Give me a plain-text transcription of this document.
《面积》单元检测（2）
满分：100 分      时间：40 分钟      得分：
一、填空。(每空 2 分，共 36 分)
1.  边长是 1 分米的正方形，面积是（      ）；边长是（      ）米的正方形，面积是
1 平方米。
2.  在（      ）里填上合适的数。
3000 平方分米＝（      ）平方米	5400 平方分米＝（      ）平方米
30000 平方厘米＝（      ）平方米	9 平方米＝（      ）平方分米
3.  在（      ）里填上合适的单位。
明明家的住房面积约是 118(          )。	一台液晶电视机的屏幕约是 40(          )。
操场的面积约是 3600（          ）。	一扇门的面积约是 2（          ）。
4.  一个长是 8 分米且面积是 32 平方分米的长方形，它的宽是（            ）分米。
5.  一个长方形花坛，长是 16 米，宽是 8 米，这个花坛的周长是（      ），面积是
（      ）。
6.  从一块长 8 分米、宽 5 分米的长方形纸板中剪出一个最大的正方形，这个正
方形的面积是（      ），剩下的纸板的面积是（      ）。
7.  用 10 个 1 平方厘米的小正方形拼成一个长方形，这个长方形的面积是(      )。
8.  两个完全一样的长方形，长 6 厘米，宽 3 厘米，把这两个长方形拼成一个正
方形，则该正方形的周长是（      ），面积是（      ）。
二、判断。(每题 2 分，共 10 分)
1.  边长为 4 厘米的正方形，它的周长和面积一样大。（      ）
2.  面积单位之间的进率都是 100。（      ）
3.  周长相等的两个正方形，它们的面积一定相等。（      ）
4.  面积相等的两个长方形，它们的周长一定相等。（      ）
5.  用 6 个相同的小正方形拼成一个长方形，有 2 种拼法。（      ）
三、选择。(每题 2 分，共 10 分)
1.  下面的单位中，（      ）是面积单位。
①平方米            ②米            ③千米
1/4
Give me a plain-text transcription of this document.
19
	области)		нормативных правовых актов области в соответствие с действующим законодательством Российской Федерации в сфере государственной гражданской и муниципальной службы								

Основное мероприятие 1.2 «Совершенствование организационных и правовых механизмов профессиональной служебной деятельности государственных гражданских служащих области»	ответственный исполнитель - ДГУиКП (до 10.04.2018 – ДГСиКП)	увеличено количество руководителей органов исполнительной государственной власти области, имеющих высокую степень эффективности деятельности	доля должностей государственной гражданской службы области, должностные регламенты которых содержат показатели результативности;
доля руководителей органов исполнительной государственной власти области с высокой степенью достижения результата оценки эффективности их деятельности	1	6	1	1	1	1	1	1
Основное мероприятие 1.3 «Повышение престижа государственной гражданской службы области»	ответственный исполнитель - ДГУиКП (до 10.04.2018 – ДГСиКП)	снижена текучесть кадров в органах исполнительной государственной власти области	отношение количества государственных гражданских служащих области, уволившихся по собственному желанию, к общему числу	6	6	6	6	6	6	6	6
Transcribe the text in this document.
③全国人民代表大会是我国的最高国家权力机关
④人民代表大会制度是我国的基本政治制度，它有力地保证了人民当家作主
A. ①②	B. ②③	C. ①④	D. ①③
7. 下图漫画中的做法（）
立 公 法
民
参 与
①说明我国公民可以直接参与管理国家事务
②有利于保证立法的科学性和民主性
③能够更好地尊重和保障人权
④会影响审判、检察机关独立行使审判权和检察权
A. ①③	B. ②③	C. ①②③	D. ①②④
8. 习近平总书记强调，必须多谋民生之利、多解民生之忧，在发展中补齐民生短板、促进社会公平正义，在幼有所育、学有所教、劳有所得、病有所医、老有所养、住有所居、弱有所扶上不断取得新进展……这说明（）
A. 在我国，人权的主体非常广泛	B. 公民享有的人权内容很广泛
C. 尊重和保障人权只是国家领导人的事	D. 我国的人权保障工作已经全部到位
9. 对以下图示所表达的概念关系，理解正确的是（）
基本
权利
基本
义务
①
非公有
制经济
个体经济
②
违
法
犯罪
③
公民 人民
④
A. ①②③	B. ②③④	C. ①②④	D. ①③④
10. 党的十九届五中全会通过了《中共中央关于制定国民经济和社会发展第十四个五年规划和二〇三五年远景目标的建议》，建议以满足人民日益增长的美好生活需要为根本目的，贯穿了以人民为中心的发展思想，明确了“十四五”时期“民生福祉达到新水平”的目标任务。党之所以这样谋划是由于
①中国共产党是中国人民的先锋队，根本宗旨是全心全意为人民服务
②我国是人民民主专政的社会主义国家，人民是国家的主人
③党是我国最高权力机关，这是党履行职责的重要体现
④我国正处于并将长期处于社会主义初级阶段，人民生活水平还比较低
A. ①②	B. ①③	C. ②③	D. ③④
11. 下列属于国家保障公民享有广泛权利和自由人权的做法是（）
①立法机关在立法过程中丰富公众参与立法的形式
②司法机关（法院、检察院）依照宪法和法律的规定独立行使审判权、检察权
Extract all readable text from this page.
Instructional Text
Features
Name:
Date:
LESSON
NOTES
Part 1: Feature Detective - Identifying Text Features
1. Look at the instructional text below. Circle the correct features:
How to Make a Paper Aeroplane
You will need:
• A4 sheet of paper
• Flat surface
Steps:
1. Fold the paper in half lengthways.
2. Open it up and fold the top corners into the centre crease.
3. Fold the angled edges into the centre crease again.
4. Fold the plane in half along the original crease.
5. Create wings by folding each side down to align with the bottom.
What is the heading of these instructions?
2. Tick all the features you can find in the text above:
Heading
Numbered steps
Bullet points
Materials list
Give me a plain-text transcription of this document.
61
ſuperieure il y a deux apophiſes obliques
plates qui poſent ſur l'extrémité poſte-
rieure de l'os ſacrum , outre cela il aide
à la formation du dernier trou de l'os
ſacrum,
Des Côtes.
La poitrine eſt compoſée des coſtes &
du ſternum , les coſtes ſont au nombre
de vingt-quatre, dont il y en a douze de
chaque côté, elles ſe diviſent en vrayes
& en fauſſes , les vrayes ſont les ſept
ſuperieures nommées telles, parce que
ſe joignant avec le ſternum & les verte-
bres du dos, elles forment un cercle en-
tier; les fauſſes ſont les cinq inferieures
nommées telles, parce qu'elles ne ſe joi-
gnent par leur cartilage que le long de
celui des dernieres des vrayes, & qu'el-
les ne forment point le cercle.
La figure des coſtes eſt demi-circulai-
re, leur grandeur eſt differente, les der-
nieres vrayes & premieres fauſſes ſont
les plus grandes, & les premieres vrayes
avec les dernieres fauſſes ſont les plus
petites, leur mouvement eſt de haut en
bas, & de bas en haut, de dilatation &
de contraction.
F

****************

Exactly reproduce all of the entries.

### [Answer for the task]
Give me a plain-text transcription of this document.
《面积》单元检测（2）
满分：100 分      时间：40 分钟      得分：
一、填空。(每空 2 分，共 36 分)
1.  边长是 1 分米的正方形，面积是（      ）；边长是（      ）米的正方形，面积是
1 平方米。
2.  在（      ）里填上合适的数。
3000 平方分米＝（      ）平方米	5400 平方分米＝（      ）平方米
30000 平方厘米＝（      ）平方米	9 平方米＝（      ）平方分米
3.  在（      ）里填上合适的单位。
明明家的住房面积约是 118(          )。	一台液晶电视机的屏幕约是 40(          )。
操场的面积约是 3600（          ）。	一扇门的面积约是 2（          ）。
4.  一个长是 8 分米且面积是 32 平方分米的长方形，它的宽是（            ）分米。
5.  一个长方形花坛，长是 16 米，宽是 8 米，这个花坛的周长是（      ），面积是
（      ）。
6.  从一块长 8 分米、宽 5 分米的长方形纸板中剪出一个最大的正方形，这个正
方形的面积是（      ），剩下的纸板的面积是（      ）。
7.  用 10 个 1 平方厘米的小正方形拼成一个长方形，这个长方形的面积是(      )。
8.  两个完全一样的长方形，长 6 厘米，宽 3 厘米，把这两个长方形拼成一个正
方形，则该正方形的周长是（      ），面积是（      ）。
二、判断。(每题 2 分，共 10 分)
1.  边长为 4 厘米的正方形，它的周长和面积一样大。（      ）
2.  面积单位之间的进率都是 100。（      ）
3.  周长相等的两个正方形，它们的面积一定相等。（      ）
4.  面积相等的两个长方形，它们的周长一定相等。（      ）
5.  用 6 个相同的小正方形拼成一个长方形，有 2 种拼法。（      ）
三、选择。(每题 2 分，共 10 分)
1.  下面的单位中，（      ）是面积单位。
①平方米            ②米            ③千米
1/4
Give me a plain-text transcription of this document.
19
	области)		нормативных правовых актов области в соответствие с действующим законодательством Российской Федерации в сфере государственной гражданской и муниципальной службы								

Основное мероприятие 1.2 «Совершенствование организационных и правовых механизмов профессиональной служебной деятельности государственных гражданских служащих области»	ответственный исполнитель - ДГУиКП (до 10.04.2018 – ДГСиКП)	увеличено количество руководителей органов исполнительной государственной власти области, имеющих высокую степень эффективности деятельности	доля должностей государственной гражданской службы области, должностные регламенты которых содержат показатели результативности;
доля руководителей органов исполнительной государственной власти области с высокой степенью достижения результата оценки эффективности их деятельности	1	6	1	1	1	1	1	1
Основное мероприятие 1.3 «Повышение престижа государственной гражданской службы области»	ответственный исполнитель - ДГУиКП (до 10.04.2018 – ДГСиКП)	снижена текучесть кадров в органах исполнительной государственной власти области	отношение количества государственных гражданских служащих области, уволившихся по собственному желанию, к общему числу	6	6	6	6	6	6	6	6
Transcribe the text in this document.
③全国人民代表大会是我国的最高国家权力机关
④人民代表大会制度是我国的基本政治制度，它有力地保证了人民当家作主
A. ①②	B. ②③	C. ①④	D. ①③
7. 下图漫画中的做法（）
立 公 法
民
参 与
①说明我国公民可以直接参与管理国家事务
②有利于保证立法的科学性和民主性
③能够更好地尊重和保障人权
④会影响审判、检察机关独立行使审判权和检察权
A. ①③	B. ②③	C. ①②③	D. ①②④
8. 习近平总书记强调，必须多谋民生之利、多解民生之忧，在发展中补齐民生短板、促进社会公平正义，在幼有所育、学有所教、劳有所得、病有所医、老有所养、住有所居、弱有所扶上不断取得新进展……这说明（）
A. 在我国，人权的主体非常广泛	B. 公民享有的人权内容很广泛
C. 尊重和保障人权只是国家领导人的事	D. 我国的人权保障工作已经全部到位
9. 对以下图示所表达的概念关系，理解正确的是（）
基本
权利
基本
义务
①
非公有
制经济
个体经济
②
违
法
犯罪
③
公民 人民
④
A. ①②③	B. ②③④	C. ①②④	D. ①③④
10. 党的十九届五中全会通过了《中共中央关于制定国民经济和社会发展第十四个五年规划和二〇三五年远景目标的建议》，建议以满足人民日益增长的美好生活需要为根本目的，贯穿了以人民为中心的发展思想，明确了“十四五”时期“民生福祉达到新水平”的目标任务。党之所以这样谋划是由于
①中国共产党是中国人民的先锋队，根本宗旨是全心全意为人民服务
②我国是人民民主专政的社会主义国家，人民是国家的主人
③党是我国最高权力机关，这是党履行职责的重要体现
④我国正处于并将长期处于社会主义初级阶段，人民生活水平还比较低
A. ①②	B. ①③	C. ②③	D. ③④
11. 下列属于国家保障公民享有广泛权利和自由人权的做法是（）
①立法机关在立法过程中丰富公众参与立法的形式
②司法机关（法院、检察院）依照宪法和法律的规定独立行使审判权、检察权
Extract all readable text from this page.
Instructional Text
Features
Name:
Date:
LESSON
NOTES
Part 1: Feature Detective - Identifying Text Features
1. Look at the instructional text below. Circle the correct features:
How to Make a Paper Aeroplane
You will need:
• A4 sheet of paper
• Flat surface
Steps:
1. Fold the paper in half lengthways.
2. Open it up and fold the top corners into the centre crease.
3. Fold the angled edges into the centre crease again.
4. Fold the plane in half along the original crease.
5. Create wings by folding each side down to align with the bottom.
What is the heading of these instructions?
2. Tick all the features you can find in the text above:
Heading
Numbered steps
Bullet points
Materials list
Give me a plain-text transcription of this document.
61
ſuperieure il y a deux apophiſes obliques
plates qui poſent ſur l'extrémité poſte-
rieure de l'os ſacrum , outre cela il aide
à la formation du dernier trou de l'os
ſacrum,
Des Côtes.
La poitrine eſt compoſée des coſtes &
du ſternum , les coſtes ſont au nombre
de vingt-quatre, dont il y en a douze de
chaque côté, elles ſe diviſent en vrayes
& en fauſſes , les vrayes ſont les ſept
ſuperieures nommées telles, parce que
ſe joignant avec le ſternum & les verte-
bres du dos, elles forment un cercle en-
tier; les fauſſes ſont les cinq inferieures
nommées telles, parce qu'elles ne ſe joi-
gnent par leur cartilage que le long de
celui des dernieres des vrayes, & qu'el-
les ne forment point le cercle.
La figure des coſtes eſt demi-circulai-
re, leur grandeur eſt differente, les der-
nieres vrayes & premieres fauſſes ſont
les plus grandes, & les premieres vrayes
avec les dernieres fauſſes ſont les plus
petites, leur mouvement eſt de haut en
bas, & de bas en haut, de dilatation &
de contraction.
F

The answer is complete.